Written exercise:
Keep only the lines where "انشهد" appears.

Listed entries:
-- START --

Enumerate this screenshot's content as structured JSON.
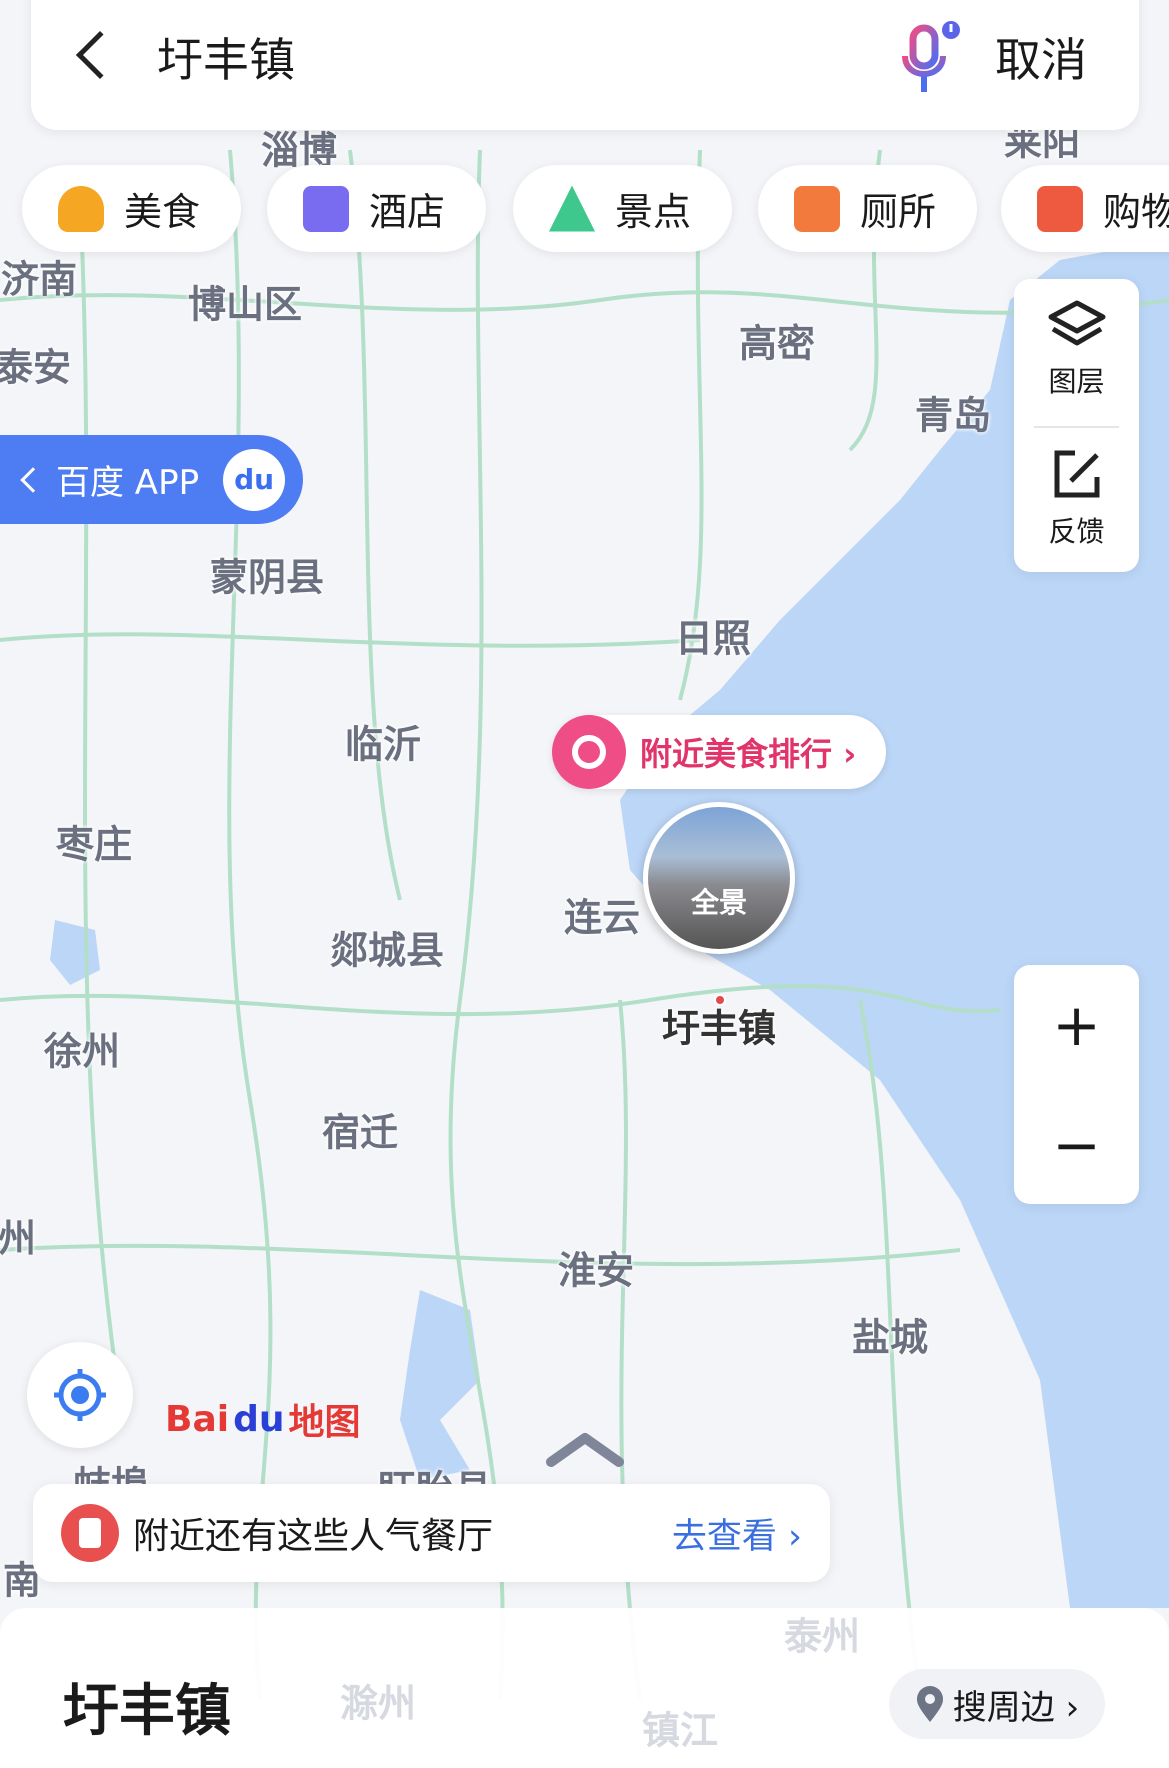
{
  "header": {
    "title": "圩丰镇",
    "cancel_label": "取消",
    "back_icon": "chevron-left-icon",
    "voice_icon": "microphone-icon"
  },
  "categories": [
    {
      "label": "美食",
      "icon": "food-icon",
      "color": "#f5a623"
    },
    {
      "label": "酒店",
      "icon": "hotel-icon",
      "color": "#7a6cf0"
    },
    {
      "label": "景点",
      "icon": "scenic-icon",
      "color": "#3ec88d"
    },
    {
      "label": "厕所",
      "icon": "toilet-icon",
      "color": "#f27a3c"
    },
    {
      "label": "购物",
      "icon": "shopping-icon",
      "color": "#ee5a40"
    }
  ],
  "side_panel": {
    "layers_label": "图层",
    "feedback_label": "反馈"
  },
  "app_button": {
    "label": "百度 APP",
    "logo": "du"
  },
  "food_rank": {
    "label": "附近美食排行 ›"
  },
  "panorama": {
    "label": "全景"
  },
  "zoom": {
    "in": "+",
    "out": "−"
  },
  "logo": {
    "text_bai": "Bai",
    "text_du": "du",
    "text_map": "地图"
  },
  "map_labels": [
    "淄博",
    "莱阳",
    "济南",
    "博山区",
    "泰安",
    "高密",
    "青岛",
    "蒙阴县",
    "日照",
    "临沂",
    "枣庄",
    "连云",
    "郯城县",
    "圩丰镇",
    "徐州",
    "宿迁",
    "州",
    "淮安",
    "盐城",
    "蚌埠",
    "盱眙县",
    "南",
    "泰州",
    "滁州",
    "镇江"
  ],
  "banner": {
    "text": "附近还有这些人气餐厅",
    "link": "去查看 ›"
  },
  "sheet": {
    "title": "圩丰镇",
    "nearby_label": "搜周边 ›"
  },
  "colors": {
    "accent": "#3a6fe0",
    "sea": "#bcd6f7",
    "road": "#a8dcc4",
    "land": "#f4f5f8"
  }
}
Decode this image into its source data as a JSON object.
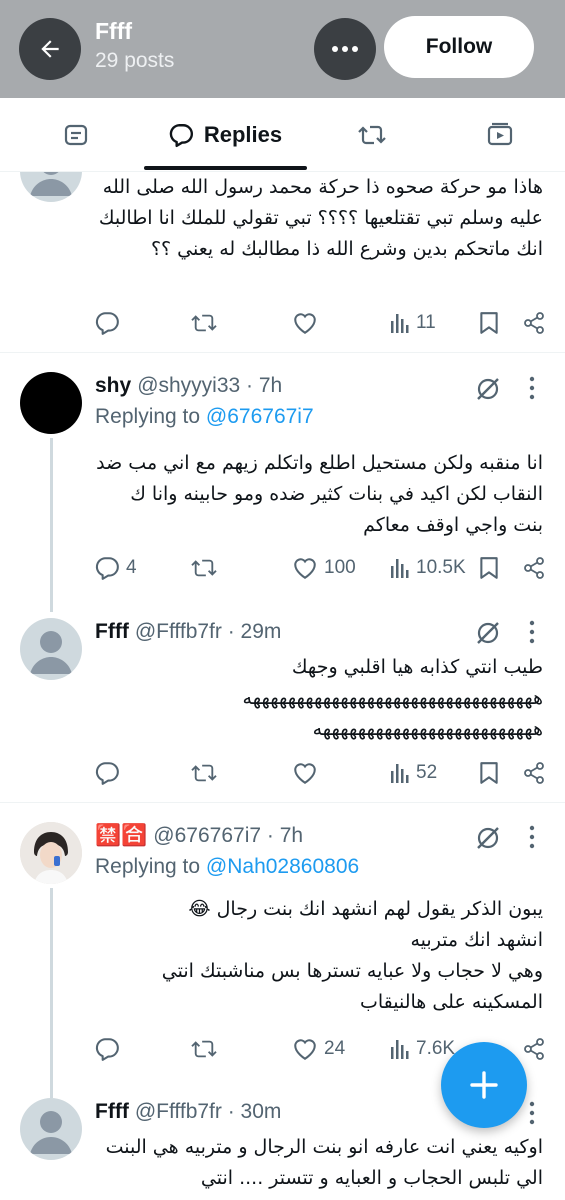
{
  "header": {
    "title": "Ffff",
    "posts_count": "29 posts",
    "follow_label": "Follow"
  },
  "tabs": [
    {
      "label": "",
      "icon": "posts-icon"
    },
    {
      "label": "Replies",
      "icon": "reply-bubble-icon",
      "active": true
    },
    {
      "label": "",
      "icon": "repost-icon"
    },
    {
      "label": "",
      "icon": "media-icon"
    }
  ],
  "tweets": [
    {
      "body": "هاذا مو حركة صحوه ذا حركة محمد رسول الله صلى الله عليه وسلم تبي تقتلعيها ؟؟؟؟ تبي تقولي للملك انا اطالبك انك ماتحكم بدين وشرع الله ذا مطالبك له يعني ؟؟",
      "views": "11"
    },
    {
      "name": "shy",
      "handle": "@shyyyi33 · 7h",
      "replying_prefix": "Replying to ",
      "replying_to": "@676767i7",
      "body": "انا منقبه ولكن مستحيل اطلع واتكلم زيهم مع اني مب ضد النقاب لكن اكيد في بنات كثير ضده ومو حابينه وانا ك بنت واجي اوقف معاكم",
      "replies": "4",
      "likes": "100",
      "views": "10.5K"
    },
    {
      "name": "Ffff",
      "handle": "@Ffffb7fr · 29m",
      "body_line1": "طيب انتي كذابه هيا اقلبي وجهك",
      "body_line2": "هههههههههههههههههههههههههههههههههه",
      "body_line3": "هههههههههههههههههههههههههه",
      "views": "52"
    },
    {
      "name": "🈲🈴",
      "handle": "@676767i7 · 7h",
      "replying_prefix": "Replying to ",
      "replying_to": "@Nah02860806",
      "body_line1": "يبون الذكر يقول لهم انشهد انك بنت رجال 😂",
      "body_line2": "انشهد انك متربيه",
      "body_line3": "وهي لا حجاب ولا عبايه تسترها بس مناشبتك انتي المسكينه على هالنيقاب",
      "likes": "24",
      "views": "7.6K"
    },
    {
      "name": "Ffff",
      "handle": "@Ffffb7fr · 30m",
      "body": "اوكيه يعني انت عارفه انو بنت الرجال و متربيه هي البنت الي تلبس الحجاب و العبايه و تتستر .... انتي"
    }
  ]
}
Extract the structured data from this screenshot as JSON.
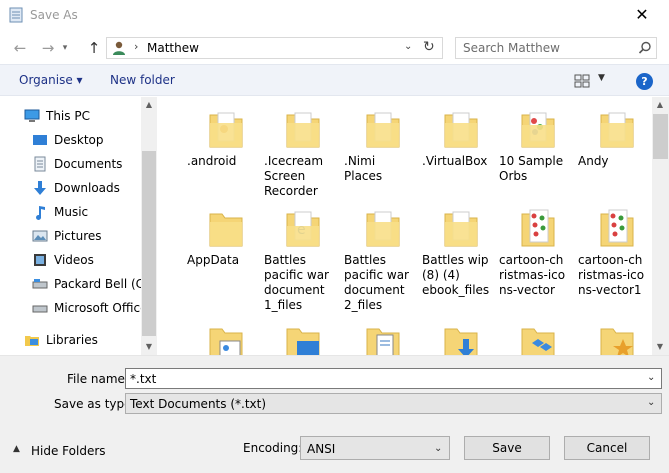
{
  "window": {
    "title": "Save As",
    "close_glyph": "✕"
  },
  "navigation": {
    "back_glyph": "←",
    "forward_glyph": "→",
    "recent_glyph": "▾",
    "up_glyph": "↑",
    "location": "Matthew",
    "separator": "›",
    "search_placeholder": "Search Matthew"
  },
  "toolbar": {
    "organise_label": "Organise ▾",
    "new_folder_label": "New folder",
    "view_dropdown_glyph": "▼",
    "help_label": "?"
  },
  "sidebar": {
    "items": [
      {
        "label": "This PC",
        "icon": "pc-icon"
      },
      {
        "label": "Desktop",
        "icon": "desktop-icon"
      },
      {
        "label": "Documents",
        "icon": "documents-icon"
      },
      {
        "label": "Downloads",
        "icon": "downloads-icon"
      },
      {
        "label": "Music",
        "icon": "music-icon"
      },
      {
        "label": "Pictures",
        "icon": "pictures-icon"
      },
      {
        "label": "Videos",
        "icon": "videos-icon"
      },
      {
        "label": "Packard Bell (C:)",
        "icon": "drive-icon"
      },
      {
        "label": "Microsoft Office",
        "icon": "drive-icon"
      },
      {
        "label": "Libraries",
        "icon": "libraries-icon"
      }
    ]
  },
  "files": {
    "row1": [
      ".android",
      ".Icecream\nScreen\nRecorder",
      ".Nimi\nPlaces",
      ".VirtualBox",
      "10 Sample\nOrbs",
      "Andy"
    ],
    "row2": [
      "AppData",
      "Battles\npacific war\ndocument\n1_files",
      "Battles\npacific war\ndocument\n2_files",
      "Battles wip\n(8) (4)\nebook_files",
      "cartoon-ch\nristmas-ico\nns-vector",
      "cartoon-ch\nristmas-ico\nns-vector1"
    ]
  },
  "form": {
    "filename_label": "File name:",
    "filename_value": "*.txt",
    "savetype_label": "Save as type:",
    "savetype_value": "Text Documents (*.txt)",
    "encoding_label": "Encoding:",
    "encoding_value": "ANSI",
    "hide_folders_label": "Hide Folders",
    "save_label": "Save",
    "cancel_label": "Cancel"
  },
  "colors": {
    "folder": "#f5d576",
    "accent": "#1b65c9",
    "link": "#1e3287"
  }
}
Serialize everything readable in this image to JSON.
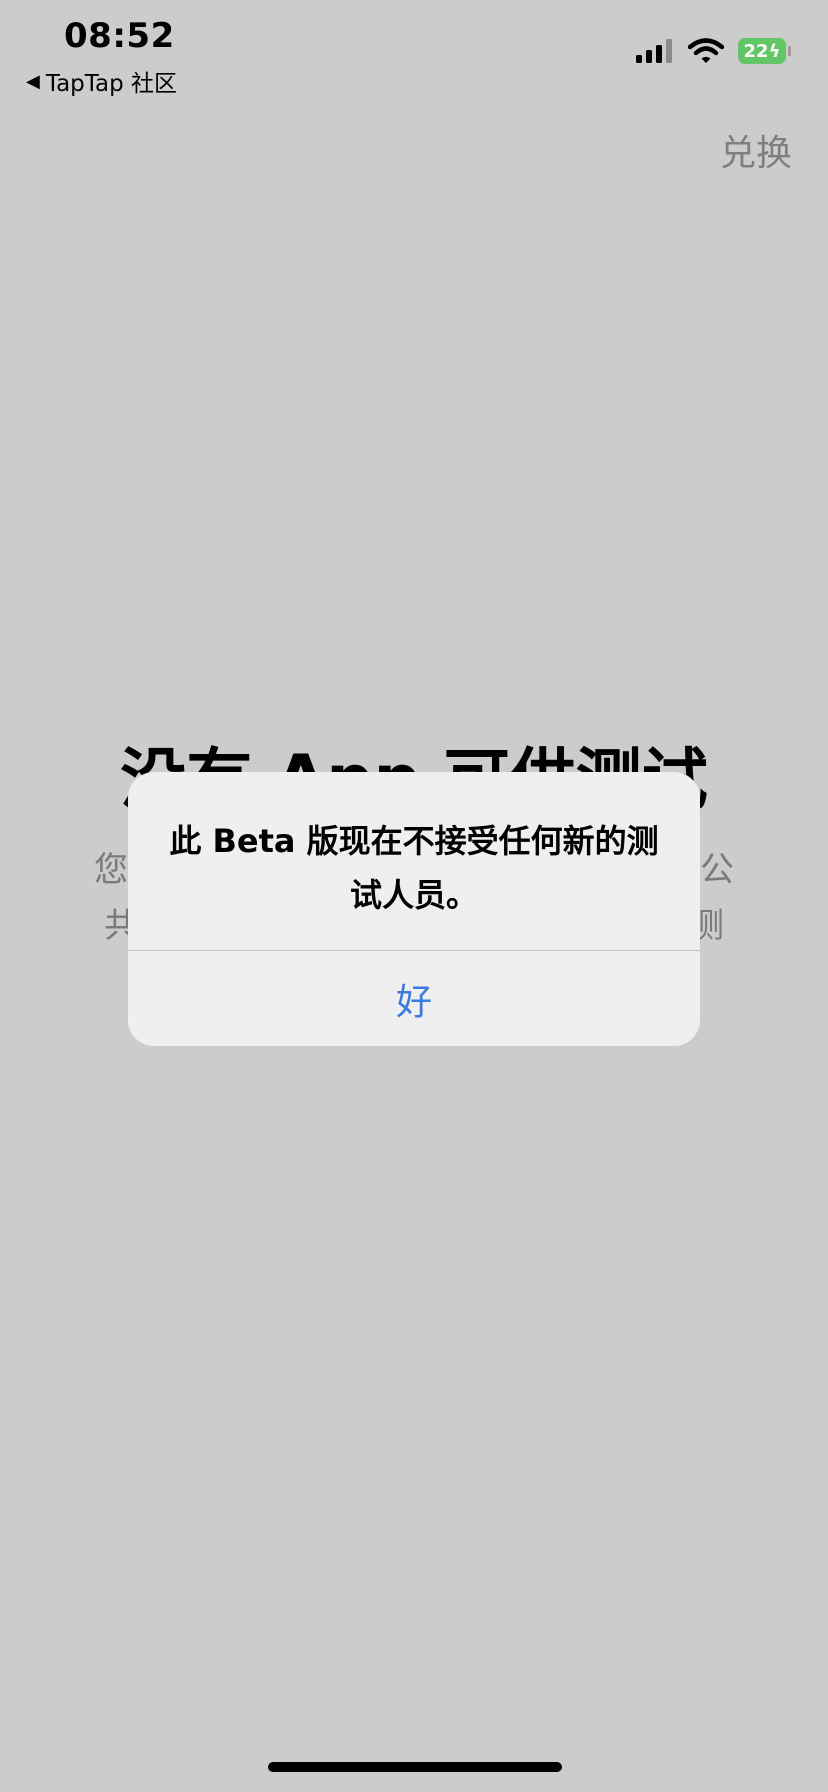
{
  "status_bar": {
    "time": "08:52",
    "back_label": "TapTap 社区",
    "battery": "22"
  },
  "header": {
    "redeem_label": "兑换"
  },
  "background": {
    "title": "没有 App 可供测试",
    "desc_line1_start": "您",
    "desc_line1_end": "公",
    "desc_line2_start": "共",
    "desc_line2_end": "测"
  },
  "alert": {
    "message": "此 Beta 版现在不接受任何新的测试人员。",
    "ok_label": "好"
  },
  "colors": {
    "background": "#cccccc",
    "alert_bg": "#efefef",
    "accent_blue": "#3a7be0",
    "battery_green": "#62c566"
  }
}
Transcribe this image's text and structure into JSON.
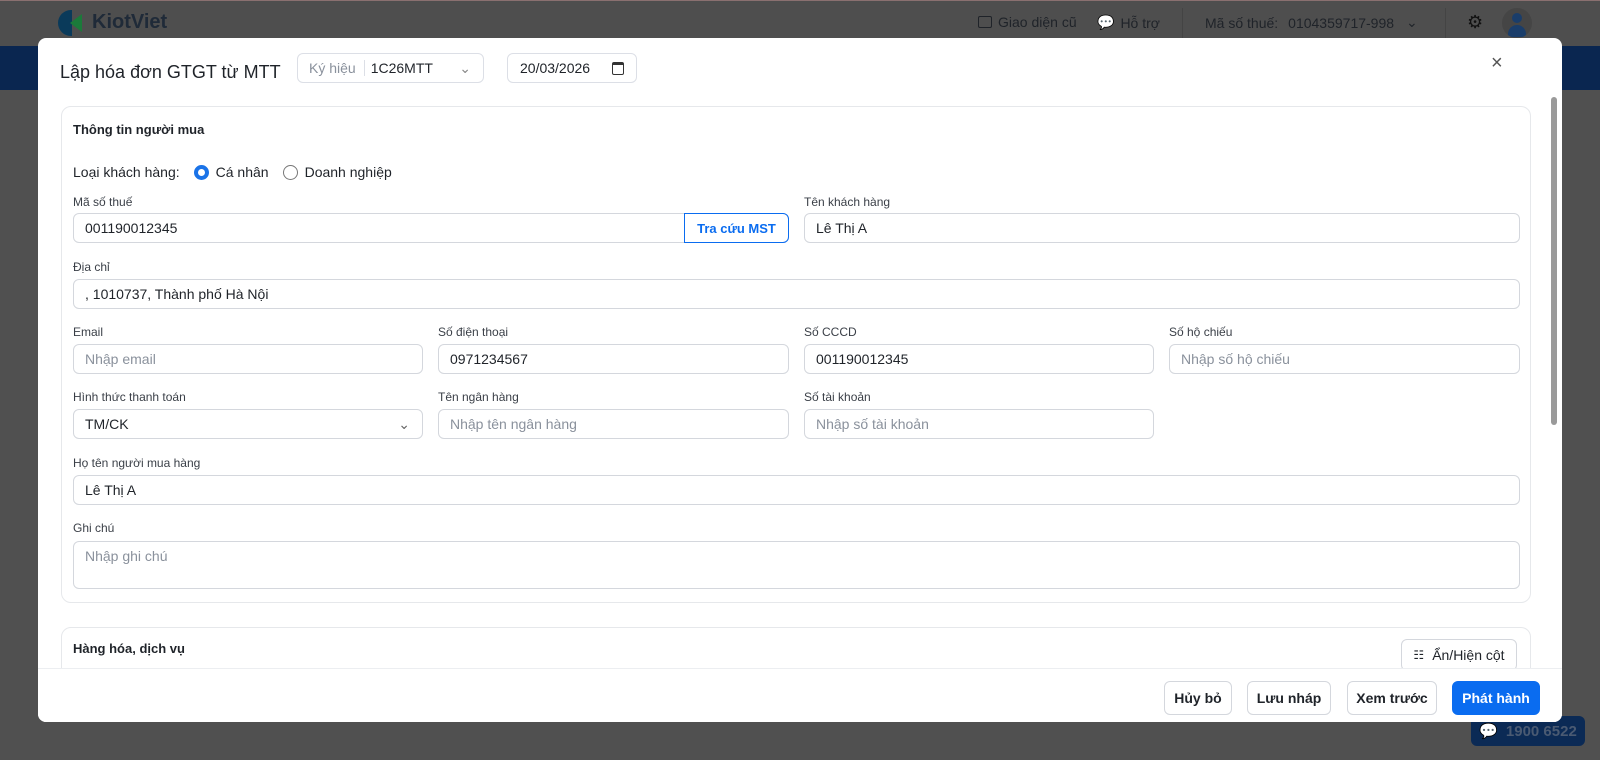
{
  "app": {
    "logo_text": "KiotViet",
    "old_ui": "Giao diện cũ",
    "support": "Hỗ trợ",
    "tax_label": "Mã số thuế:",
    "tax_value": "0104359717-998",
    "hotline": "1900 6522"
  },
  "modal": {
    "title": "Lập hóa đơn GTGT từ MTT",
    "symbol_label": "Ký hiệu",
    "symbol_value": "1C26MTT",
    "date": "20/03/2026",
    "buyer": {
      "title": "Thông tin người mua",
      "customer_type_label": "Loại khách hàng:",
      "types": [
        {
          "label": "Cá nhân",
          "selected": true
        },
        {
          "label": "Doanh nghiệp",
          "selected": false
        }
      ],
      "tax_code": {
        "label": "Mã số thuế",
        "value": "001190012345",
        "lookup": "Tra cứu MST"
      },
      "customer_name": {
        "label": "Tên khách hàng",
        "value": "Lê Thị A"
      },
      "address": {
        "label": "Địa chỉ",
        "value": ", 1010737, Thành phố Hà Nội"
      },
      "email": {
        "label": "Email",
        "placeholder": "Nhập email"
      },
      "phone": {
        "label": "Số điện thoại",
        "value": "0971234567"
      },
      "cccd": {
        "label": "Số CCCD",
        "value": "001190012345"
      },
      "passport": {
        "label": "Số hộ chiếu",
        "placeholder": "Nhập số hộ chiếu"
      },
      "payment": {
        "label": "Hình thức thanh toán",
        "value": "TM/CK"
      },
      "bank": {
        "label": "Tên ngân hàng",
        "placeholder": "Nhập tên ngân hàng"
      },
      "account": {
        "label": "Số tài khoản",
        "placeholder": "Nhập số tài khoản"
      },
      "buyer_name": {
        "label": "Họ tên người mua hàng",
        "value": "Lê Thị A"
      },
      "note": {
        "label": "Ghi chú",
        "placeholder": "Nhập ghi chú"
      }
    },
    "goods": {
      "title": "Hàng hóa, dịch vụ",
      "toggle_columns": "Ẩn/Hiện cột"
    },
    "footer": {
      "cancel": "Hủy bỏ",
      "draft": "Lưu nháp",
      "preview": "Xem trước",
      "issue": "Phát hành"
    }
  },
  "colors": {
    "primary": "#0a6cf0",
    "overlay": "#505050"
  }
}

-- END --

Finished exercise:
      "body_line1": "يبون الذكر يقول لهم انشهد انك بنت رجال 😂",
      "body_line2": "انشهد انك متربيه",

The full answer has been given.